* Spatial layout entries
_ _ _ _

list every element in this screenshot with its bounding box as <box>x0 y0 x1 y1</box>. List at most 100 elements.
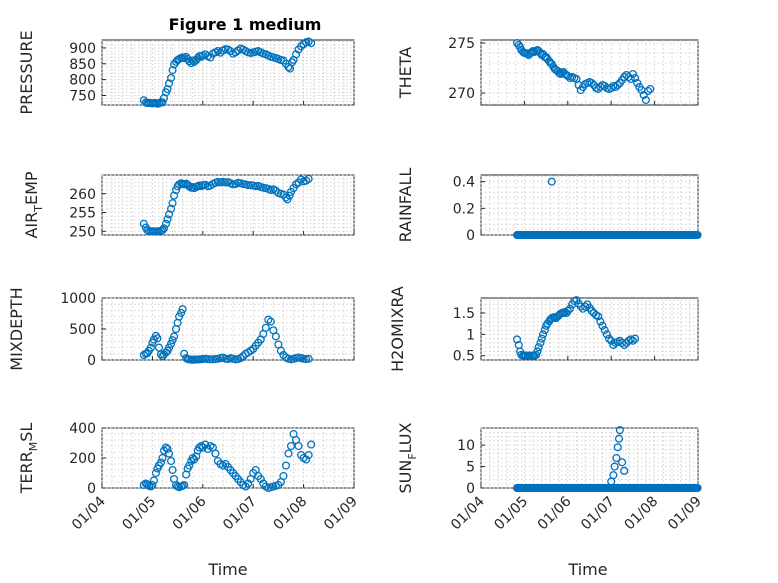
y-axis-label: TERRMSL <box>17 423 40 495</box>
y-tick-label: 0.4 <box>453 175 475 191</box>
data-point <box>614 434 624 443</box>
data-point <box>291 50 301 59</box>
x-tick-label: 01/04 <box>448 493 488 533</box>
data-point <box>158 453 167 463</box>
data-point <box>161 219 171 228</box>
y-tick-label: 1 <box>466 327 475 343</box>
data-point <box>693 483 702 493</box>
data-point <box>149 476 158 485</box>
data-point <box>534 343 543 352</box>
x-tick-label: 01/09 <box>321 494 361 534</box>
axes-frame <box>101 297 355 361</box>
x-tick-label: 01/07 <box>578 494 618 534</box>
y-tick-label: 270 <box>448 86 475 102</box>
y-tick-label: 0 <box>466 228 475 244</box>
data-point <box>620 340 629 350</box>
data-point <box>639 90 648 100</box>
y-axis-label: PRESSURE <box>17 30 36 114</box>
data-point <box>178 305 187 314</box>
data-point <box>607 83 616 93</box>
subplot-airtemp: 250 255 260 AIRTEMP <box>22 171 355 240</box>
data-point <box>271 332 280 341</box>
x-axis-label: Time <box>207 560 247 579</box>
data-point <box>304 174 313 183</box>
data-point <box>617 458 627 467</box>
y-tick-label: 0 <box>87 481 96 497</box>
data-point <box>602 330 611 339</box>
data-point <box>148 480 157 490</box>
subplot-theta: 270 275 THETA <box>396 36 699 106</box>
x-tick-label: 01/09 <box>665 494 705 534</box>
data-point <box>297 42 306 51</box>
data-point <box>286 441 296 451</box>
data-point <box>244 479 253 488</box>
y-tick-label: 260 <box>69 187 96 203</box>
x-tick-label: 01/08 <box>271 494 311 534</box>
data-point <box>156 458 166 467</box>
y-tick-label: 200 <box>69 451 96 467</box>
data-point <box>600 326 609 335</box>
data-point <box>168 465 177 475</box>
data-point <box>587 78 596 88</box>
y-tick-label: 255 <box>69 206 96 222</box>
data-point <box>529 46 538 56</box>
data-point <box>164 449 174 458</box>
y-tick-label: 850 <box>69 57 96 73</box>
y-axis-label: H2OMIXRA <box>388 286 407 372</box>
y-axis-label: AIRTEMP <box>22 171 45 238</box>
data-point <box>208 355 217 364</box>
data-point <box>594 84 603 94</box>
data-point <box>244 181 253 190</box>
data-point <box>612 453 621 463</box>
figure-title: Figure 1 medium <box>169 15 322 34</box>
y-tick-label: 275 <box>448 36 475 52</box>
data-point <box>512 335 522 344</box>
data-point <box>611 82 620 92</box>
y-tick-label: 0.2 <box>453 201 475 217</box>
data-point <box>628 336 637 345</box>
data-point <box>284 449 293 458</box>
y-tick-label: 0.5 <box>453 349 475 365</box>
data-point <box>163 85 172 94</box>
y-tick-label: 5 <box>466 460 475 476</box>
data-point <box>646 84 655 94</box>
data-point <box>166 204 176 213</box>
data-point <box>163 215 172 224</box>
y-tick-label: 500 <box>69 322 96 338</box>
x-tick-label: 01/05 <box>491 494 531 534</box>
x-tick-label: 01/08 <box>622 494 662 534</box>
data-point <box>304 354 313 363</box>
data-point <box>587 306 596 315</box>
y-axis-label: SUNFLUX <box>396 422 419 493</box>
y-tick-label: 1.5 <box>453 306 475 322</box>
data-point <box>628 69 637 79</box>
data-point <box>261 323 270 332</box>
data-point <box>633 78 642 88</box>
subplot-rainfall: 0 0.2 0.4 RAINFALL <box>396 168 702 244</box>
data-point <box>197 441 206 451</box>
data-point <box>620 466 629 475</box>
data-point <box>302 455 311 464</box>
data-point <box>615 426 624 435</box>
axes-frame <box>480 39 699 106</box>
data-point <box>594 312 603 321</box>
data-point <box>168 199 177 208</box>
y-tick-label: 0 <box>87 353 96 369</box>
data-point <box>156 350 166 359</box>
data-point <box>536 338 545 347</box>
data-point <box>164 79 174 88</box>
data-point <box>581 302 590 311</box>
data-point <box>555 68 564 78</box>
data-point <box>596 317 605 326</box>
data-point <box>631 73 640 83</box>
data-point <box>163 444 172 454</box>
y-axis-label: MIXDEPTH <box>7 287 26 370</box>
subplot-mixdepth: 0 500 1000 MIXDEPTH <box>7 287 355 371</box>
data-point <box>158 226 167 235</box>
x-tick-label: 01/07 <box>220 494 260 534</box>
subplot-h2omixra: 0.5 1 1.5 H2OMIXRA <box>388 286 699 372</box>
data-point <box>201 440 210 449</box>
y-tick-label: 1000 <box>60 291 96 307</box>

_ _ _ _

* Exercise
Reproduce every line of the listing above word for word, omitting the pictures.

* Solution for this exercise
list every element in this screenshot with its bounding box as <box>x0 y0 x1 y1</box>. List at most 100 elements.
y-axis-label: TERRMSL <box>17 423 40 495</box>
y-tick-label: 0.4 <box>453 175 475 191</box>
data-point <box>614 434 624 443</box>
data-point <box>291 50 301 59</box>
x-tick-label: 01/04 <box>448 493 488 533</box>
data-point <box>158 453 167 463</box>
data-point <box>161 219 171 228</box>
y-tick-label: 1 <box>466 327 475 343</box>
data-point <box>693 483 702 493</box>
data-point <box>149 476 158 485</box>
data-point <box>534 343 543 352</box>
x-tick-label: 01/09 <box>321 494 361 534</box>
axes-frame <box>101 297 355 361</box>
x-tick-label: 01/07 <box>578 494 618 534</box>
y-tick-label: 270 <box>448 86 475 102</box>
y-tick-label: 0 <box>466 228 475 244</box>
data-point <box>620 340 629 350</box>
data-point <box>639 90 648 100</box>
y-axis-label: PRESSURE <box>17 30 36 114</box>
data-point <box>178 305 187 314</box>
data-point <box>607 83 616 93</box>
subplot-airtemp: 250 255 260 AIRTEMP <box>22 171 355 240</box>
data-point <box>271 332 280 341</box>
x-axis-label: Time <box>207 560 247 579</box>
data-point <box>304 174 313 183</box>
data-point <box>617 458 627 467</box>
y-tick-label: 0 <box>87 481 96 497</box>
data-point <box>602 330 611 339</box>
data-point <box>148 480 157 490</box>
subplot-theta: 270 275 THETA <box>396 36 699 106</box>
x-tick-label: 01/09 <box>665 494 705 534</box>
data-point <box>297 42 306 51</box>
data-point <box>286 441 296 451</box>
data-point <box>244 479 253 488</box>
y-tick-label: 260 <box>69 187 96 203</box>
x-tick-label: 01/08 <box>271 494 311 534</box>
data-point <box>156 458 166 467</box>
y-tick-label: 200 <box>69 451 96 467</box>
data-point <box>600 326 609 335</box>
data-point <box>168 465 177 475</box>
data-point <box>587 78 596 88</box>
y-tick-label: 255 <box>69 206 96 222</box>
data-point <box>529 46 538 56</box>
data-point <box>164 449 174 458</box>
y-tick-label: 850 <box>69 57 96 73</box>
y-axis-label: H2OMIXRA <box>388 286 407 372</box>
y-axis-label: AIRTEMP <box>22 171 45 238</box>
data-point <box>208 355 217 364</box>
data-point <box>594 84 603 94</box>
data-point <box>244 181 253 190</box>
data-point <box>612 453 621 463</box>
figure-title: Figure 1 medium <box>169 15 322 34</box>
y-tick-label: 275 <box>448 36 475 52</box>
data-point <box>512 335 522 344</box>
data-point <box>611 82 620 92</box>
y-tick-label: 0.2 <box>453 201 475 217</box>
data-point <box>628 336 637 345</box>
data-point <box>284 449 293 458</box>
y-tick-label: 0.5 <box>453 349 475 365</box>
data-point <box>163 85 172 94</box>
y-tick-label: 5 <box>466 460 475 476</box>
data-point <box>646 84 655 94</box>
data-point <box>166 204 176 213</box>
data-point <box>163 215 172 224</box>
y-tick-label: 500 <box>69 322 96 338</box>
x-tick-label: 01/05 <box>491 494 531 534</box>
x-tick-label: 01/08 <box>622 494 662 534</box>
data-point <box>304 354 313 363</box>
data-point <box>587 306 596 315</box>
y-axis-label: SUNFLUX <box>396 422 419 493</box>
y-tick-label: 1.5 <box>453 306 475 322</box>
data-point <box>628 69 637 79</box>
data-point <box>261 323 270 332</box>
data-point <box>633 78 642 88</box>
subplot-rainfall: 0 0.2 0.4 RAINFALL <box>396 168 702 244</box>
data-point <box>197 441 206 451</box>
data-point <box>620 466 629 475</box>
data-point <box>302 455 311 464</box>
data-point <box>615 426 624 435</box>
axes-frame <box>480 39 699 106</box>
data-point <box>594 312 603 321</box>
data-point <box>168 199 177 208</box>
y-tick-label: 0 <box>87 353 96 369</box>
data-point <box>156 350 166 359</box>
data-point <box>536 338 545 347</box>
data-point <box>164 79 174 88</box>
data-point <box>581 302 590 311</box>
data-point <box>555 68 564 78</box>
data-point <box>596 317 605 326</box>
data-point <box>631 73 640 83</box>
data-point <box>163 444 172 454</box>
y-axis-label: MIXDEPTH <box>7 287 26 370</box>
subplot-mixdepth: 0 500 1000 MIXDEPTH <box>7 287 355 371</box>
data-point <box>158 226 167 235</box>
x-tick-label: 01/07 <box>220 494 260 534</box>
subplot-h2omixra: 0.5 1 1.5 H2OMIXRA <box>388 286 699 372</box>
data-point <box>201 440 210 449</box>
y-tick-label: 1000 <box>60 291 96 307</box>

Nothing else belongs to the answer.